Find every line in the records below that contains the string "Done" and copy each one in full. Match case exactly.

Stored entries
++++++

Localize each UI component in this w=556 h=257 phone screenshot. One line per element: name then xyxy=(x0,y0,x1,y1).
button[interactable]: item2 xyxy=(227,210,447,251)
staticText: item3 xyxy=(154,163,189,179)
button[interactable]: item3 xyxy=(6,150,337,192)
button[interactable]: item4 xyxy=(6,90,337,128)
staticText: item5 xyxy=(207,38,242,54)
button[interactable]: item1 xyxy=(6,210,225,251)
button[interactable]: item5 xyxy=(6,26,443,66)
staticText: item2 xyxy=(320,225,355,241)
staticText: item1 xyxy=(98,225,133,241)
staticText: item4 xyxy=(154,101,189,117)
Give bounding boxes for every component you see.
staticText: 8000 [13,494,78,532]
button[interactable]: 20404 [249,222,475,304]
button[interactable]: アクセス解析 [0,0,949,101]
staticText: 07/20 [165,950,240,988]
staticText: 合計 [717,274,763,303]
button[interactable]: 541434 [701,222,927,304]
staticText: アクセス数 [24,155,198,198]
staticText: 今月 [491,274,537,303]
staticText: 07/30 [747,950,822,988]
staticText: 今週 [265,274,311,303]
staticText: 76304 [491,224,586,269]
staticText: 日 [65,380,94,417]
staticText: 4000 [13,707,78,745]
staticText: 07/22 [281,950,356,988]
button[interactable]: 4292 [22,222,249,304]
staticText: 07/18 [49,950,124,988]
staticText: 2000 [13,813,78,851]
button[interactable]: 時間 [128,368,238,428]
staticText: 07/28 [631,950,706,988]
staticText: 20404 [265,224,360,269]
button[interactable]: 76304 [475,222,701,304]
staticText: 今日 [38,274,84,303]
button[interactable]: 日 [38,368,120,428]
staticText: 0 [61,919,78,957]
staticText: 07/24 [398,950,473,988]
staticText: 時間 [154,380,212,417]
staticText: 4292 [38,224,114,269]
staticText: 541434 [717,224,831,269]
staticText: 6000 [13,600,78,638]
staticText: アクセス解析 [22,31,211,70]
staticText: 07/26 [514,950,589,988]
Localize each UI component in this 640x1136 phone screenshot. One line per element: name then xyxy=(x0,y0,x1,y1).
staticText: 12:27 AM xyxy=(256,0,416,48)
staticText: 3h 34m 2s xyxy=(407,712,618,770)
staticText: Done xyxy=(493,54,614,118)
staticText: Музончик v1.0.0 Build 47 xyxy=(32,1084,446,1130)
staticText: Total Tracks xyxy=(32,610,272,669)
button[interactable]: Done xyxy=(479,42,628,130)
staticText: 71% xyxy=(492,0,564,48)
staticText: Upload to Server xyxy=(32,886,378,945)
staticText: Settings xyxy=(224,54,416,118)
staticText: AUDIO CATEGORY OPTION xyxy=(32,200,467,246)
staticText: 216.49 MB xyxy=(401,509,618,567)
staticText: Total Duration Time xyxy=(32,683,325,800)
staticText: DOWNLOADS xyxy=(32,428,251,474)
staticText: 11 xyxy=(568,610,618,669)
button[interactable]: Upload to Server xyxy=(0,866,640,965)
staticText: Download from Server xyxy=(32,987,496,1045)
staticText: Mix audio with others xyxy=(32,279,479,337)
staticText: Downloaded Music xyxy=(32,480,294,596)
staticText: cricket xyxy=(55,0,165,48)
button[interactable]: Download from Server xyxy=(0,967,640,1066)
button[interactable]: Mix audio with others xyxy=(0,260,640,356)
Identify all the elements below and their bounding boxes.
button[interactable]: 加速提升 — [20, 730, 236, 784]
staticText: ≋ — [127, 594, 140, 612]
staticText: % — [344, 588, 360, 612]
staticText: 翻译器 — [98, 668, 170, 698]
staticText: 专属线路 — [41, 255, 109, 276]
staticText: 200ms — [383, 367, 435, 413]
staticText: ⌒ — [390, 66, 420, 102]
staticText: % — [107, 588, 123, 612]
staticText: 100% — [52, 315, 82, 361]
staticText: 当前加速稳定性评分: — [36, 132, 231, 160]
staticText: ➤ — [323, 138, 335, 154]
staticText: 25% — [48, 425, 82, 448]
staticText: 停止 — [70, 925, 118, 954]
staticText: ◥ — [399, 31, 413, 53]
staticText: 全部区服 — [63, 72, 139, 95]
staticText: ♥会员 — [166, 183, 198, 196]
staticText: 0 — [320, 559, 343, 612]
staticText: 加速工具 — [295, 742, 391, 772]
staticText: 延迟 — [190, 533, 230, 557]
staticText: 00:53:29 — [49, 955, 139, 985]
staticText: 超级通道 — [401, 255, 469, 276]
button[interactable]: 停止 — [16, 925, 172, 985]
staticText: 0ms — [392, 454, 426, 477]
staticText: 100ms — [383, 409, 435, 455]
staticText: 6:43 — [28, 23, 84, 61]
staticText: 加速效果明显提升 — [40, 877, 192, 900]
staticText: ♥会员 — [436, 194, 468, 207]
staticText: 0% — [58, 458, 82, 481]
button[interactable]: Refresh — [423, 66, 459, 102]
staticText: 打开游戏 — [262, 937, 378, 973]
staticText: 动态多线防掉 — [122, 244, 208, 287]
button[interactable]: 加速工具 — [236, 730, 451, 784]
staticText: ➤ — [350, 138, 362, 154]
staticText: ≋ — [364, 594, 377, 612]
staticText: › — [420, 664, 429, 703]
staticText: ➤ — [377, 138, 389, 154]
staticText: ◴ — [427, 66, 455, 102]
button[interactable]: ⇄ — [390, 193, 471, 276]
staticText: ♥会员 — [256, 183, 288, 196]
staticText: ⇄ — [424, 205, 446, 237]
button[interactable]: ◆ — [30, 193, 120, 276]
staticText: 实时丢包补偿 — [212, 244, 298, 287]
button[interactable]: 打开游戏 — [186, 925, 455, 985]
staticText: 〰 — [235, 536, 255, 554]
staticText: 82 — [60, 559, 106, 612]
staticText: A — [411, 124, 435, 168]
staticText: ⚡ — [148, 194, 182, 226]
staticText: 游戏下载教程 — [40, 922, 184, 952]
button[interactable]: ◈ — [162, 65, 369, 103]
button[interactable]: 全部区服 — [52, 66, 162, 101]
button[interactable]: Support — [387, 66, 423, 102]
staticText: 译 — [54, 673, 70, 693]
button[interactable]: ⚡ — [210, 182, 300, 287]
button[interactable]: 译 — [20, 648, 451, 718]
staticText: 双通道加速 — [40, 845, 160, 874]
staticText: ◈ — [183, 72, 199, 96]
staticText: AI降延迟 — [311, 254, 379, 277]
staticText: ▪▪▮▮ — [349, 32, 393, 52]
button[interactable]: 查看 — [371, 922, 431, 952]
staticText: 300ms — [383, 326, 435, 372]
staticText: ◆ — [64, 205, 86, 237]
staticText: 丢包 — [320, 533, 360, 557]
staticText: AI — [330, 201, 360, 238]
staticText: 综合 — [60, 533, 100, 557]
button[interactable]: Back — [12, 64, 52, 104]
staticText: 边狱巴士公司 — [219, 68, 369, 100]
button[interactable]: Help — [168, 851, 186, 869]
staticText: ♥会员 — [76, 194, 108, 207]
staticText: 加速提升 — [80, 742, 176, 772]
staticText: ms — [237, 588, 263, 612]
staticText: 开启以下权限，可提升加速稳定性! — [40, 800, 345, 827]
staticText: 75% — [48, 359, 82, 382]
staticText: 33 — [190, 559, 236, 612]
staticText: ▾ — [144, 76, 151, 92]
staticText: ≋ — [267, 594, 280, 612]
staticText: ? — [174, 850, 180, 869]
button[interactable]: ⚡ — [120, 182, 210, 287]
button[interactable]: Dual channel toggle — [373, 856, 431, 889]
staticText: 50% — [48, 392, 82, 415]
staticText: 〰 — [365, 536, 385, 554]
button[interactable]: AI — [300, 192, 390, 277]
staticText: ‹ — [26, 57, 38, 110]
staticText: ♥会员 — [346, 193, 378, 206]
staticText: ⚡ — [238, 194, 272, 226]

++++++

● **Solution to this problem**:
staticText: Done xyxy=(493,54,614,118)
button[interactable]: Done xyxy=(479,42,628,130)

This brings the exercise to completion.